→ Required work
Extract the complete listing and output it unchanged.

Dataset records
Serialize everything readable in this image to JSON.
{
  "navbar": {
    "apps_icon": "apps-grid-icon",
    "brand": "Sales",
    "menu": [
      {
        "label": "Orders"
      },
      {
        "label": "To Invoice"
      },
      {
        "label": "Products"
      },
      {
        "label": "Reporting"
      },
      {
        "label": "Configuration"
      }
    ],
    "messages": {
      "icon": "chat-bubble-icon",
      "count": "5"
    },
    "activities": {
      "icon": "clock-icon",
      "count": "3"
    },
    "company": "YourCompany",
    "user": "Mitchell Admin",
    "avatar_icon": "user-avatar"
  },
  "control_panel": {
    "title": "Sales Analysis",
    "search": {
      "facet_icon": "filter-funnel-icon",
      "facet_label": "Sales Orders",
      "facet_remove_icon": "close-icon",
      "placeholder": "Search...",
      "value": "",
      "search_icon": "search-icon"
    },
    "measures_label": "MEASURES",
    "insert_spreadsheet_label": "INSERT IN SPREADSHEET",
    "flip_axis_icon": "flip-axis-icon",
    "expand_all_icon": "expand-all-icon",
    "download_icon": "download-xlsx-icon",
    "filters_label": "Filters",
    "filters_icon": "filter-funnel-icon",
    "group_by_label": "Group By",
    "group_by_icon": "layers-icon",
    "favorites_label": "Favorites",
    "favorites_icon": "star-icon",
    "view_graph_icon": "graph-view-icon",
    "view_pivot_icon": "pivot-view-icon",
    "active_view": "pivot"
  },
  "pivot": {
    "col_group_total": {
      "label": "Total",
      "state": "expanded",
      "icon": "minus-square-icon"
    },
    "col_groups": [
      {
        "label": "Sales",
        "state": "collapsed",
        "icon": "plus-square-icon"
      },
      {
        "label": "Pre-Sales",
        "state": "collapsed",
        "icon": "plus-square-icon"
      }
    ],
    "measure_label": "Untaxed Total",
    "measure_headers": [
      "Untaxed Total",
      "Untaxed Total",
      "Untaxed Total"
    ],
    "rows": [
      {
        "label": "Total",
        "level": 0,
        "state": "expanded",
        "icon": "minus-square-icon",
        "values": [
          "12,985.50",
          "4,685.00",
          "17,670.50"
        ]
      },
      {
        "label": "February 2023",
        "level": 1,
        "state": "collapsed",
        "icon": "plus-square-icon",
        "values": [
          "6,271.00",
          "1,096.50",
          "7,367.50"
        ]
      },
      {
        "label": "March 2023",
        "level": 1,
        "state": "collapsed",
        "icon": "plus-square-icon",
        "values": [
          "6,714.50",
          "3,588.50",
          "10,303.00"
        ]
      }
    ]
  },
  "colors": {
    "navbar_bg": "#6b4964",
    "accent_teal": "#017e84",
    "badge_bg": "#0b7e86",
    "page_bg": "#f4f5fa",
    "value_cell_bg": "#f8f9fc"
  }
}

→ Answer to the exercise
Serialize everything readable in this image to JSON.
{
  "navbar": {
    "apps_icon": "apps-grid-icon",
    "brand": "Sales",
    "menu": [
      {
        "label": "Orders"
      },
      {
        "label": "To Invoice"
      },
      {
        "label": "Products"
      },
      {
        "label": "Reporting"
      },
      {
        "label": "Configuration"
      }
    ],
    "messages": {
      "icon": "chat-bubble-icon",
      "count": "5"
    },
    "activities": {
      "icon": "clock-icon",
      "count": "3"
    },
    "company": "YourCompany",
    "user": "Mitchell Admin",
    "avatar_icon": "user-avatar"
  },
  "control_panel": {
    "title": "Sales Analysis",
    "search": {
      "facet_icon": "filter-funnel-icon",
      "facet_label": "Sales Orders",
      "facet_remove_icon": "close-icon",
      "placeholder": "Search...",
      "value": "",
      "search_icon": "search-icon"
    },
    "measures_label": "MEASURES",
    "insert_spreadsheet_label": "INSERT IN SPREADSHEET",
    "flip_axis_icon": "flip-axis-icon",
    "expand_all_icon": "expand-all-icon",
    "download_icon": "download-xlsx-icon",
    "filters_label": "Filters",
    "filters_icon": "filter-funnel-icon",
    "group_by_label": "Group By",
    "group_by_icon": "layers-icon",
    "favorites_label": "Favorites",
    "favorites_icon": "star-icon",
    "view_graph_icon": "graph-view-icon",
    "view_pivot_icon": "pivot-view-icon",
    "active_view": "pivot"
  },
  "pivot": {
    "col_group_total": {
      "label": "Total",
      "state": "expanded",
      "icon": "minus-square-icon"
    },
    "col_groups": [
      {
        "label": "Sales",
        "state": "collapsed",
        "icon": "plus-square-icon"
      },
      {
        "label": "Pre-Sales",
        "state": "collapsed",
        "icon": "plus-square-icon"
      }
    ],
    "measure_label": "Untaxed Total",
    "measure_headers": [
      "Untaxed Total",
      "Untaxed Total",
      "Untaxed Total"
    ],
    "rows": [
      {
        "label": "Total",
        "level": 0,
        "state": "expanded",
        "icon": "minus-square-icon",
        "values": [
          "12,985.50",
          "4,685.00",
          "17,670.50"
        ]
      },
      {
        "label": "February 2023",
        "level": 1,
        "state": "collapsed",
        "icon": "plus-square-icon",
        "values": [
          "6,271.00",
          "1,096.50",
          "7,367.50"
        ]
      },
      {
        "label": "March 2023",
        "level": 1,
        "state": "collapsed",
        "icon": "plus-square-icon",
        "values": [
          "6,714.50",
          "3,588.50",
          "10,303.00"
        ]
      }
    ]
  },
  "colors": {
    "navbar_bg": "#6b4964",
    "accent_teal": "#017e84",
    "badge_bg": "#0b7e86",
    "page_bg": "#f4f5fa",
    "value_cell_bg": "#f8f9fc"
  }
}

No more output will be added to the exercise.